▶ Required work
Restate the whole of the material. Keep every word, and drop the pictures.

▶ Data rows
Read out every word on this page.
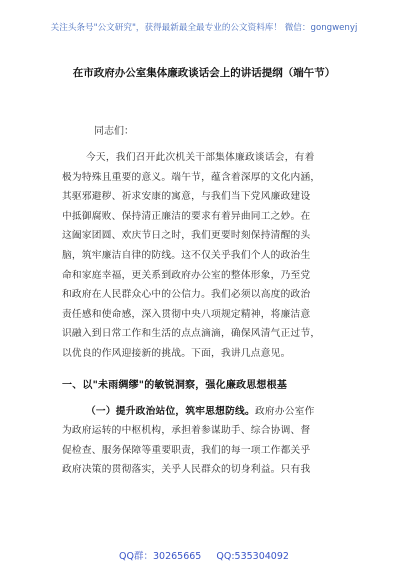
关注头条号"公文研究"，获得最新最全最专业的公文资料库！ 微信：gongwenyj
在市政府办公室集体廉政谈话会上的讲话提纲（端午节）
同志们：
今天，我们召开此次机关干部集体廉政谈话会，有着
极为特殊且重要的意义。端午节，蕴含着深厚的文化内涵，
其驱邪避秽、祈求安康的寓意，与我们当下党风廉政建设
中抵御腐败、保持清正廉洁的要求有着异曲同工之妙。在
这阖家团圆、欢庆节日之时，我们更要时刻保持清醒的头
脑，筑牢廉洁自律的防线。这不仅关乎我们个人的政治生
命和家庭幸福，更关系到政府办公室的整体形象，乃至党
和政府在人民群众心中的公信力。我们必须以高度的政治
责任感和使命感，深入贯彻中央八项规定精神，将廉洁意
识融入到日常工作和生活的点点滴滴，确保风清气正过节，
以优良的作风迎接新的挑战。下面，我讲几点意见。
一、以"未雨绸缪"的敏锐洞察，强化廉政思想根基
（一）提升政治站位，筑牢思想防线。政府办公室作
为政府运转的中枢机构，承担着参谋助手、综合协调、督
促检查、服务保障等重要职责，我们的每一项工作都关乎
政府决策的贯彻落实，关乎人民群众的切身利益。只有我
QQ群：30265665 QQ:535304092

▶ Response to the exercise
Read out every word on this page.
关注头条号"公文研究"，获得最新最全最专业的公文资料库！ 微信：gongwenyj
在市政府办公室集体廉政谈话会上的讲话提纲（端午节）
同志们：
今天，我们召开此次机关干部集体廉政谈话会，有着
极为特殊且重要的意义。端午节，蕴含着深厚的文化内涵，
其驱邪避秽、祈求安康的寓意，与我们当下党风廉政建设
中抵御腐败、保持清正廉洁的要求有着异曲同工之妙。在
这阖家团圆、欢庆节日之时，我们更要时刻保持清醒的头
脑，筑牢廉洁自律的防线。这不仅关乎我们个人的政治生
命和家庭幸福，更关系到政府办公室的整体形象，乃至党
和政府在人民群众心中的公信力。我们必须以高度的政治
责任感和使命感，深入贯彻中央八项规定精神，将廉洁意
识融入到日常工作和生活的点点滴滴，确保风清气正过节，
以优良的作风迎接新的挑战。下面，我讲几点意见。
一、以"未雨绸缪"的敏锐洞察，强化廉政思想根基
（一）提升政治站位，筑牢思想防线。政府办公室作
为政府运转的中枢机构，承担着参谋助手、综合协调、督
促检查、服务保障等重要职责，我们的每一项工作都关乎
政府决策的贯彻落实，关乎人民群众的切身利益。只有我
QQ群：30265665 QQ:535304092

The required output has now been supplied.